Data shown:
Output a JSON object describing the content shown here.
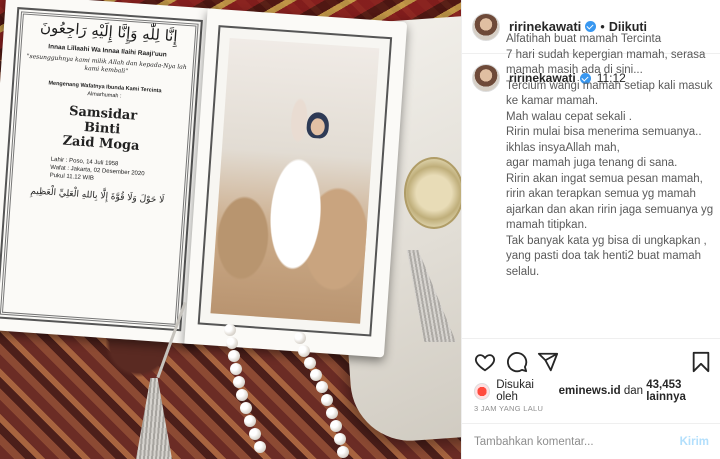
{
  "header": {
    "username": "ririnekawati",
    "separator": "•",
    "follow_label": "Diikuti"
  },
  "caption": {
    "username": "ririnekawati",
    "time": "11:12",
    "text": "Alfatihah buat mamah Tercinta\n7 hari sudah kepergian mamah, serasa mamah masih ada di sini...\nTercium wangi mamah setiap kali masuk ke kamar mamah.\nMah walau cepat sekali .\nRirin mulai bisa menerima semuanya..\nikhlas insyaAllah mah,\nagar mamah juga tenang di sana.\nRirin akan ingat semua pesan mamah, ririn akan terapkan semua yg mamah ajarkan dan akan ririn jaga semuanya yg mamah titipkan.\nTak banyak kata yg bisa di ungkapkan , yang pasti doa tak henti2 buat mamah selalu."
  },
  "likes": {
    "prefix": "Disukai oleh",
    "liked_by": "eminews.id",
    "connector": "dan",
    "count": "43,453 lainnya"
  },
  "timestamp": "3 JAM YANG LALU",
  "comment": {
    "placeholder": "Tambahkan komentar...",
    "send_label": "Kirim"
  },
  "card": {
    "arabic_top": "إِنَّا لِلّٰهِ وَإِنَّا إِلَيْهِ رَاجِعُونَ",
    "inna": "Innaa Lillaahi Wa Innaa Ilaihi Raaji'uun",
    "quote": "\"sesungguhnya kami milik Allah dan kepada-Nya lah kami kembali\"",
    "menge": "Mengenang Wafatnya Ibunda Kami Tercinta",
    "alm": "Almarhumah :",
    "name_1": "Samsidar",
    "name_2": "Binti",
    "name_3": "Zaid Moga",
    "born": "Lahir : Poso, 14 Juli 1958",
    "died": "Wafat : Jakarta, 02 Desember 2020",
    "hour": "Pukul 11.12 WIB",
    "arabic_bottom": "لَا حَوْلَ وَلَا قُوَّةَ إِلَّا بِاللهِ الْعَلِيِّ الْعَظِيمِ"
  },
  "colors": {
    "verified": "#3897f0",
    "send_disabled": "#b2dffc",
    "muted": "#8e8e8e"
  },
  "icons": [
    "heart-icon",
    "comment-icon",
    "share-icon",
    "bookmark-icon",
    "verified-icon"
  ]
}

Direction:
All entries are to be retyped exactly. Omit any embedded images.

Task output:
Output a JSON object describing the content shown here.
{
  "header": {
    "username": "ririnekawati",
    "separator": "•",
    "follow_label": "Diikuti"
  },
  "caption": {
    "username": "ririnekawati",
    "time": "11:12",
    "text": "Alfatihah buat mamah Tercinta\n7 hari sudah kepergian mamah, serasa mamah masih ada di sini...\nTercium wangi mamah setiap kali masuk ke kamar mamah.\nMah walau cepat sekali .\nRirin mulai bisa menerima semuanya..\nikhlas insyaAllah mah,\nagar mamah juga tenang di sana.\nRirin akan ingat semua pesan mamah, ririn akan terapkan semua yg mamah ajarkan dan akan ririn jaga semuanya yg mamah titipkan.\nTak banyak kata yg bisa di ungkapkan , yang pasti doa tak henti2 buat mamah selalu."
  },
  "likes": {
    "prefix": "Disukai oleh",
    "liked_by": "eminews.id",
    "connector": "dan",
    "count": "43,453 lainnya"
  },
  "timestamp": "3 JAM YANG LALU",
  "comment": {
    "placeholder": "Tambahkan komentar...",
    "send_label": "Kirim"
  },
  "card": {
    "arabic_top": "إِنَّا لِلّٰهِ وَإِنَّا إِلَيْهِ رَاجِعُونَ",
    "inna": "Innaa Lillaahi Wa Innaa Ilaihi Raaji'uun",
    "quote": "\"sesungguhnya kami milik Allah dan kepada-Nya lah kami kembali\"",
    "menge": "Mengenang Wafatnya Ibunda Kami Tercinta",
    "alm": "Almarhumah :",
    "name_1": "Samsidar",
    "name_2": "Binti",
    "name_3": "Zaid Moga",
    "born": "Lahir : Poso, 14 Juli 1958",
    "died": "Wafat : Jakarta, 02 Desember 2020",
    "hour": "Pukul 11.12 WIB",
    "arabic_bottom": "لَا حَوْلَ وَلَا قُوَّةَ إِلَّا بِاللهِ الْعَلِيِّ الْعَظِيمِ"
  },
  "colors": {
    "verified": "#3897f0",
    "send_disabled": "#b2dffc",
    "muted": "#8e8e8e"
  },
  "icons": [
    "heart-icon",
    "comment-icon",
    "share-icon",
    "bookmark-icon",
    "verified-icon"
  ]
}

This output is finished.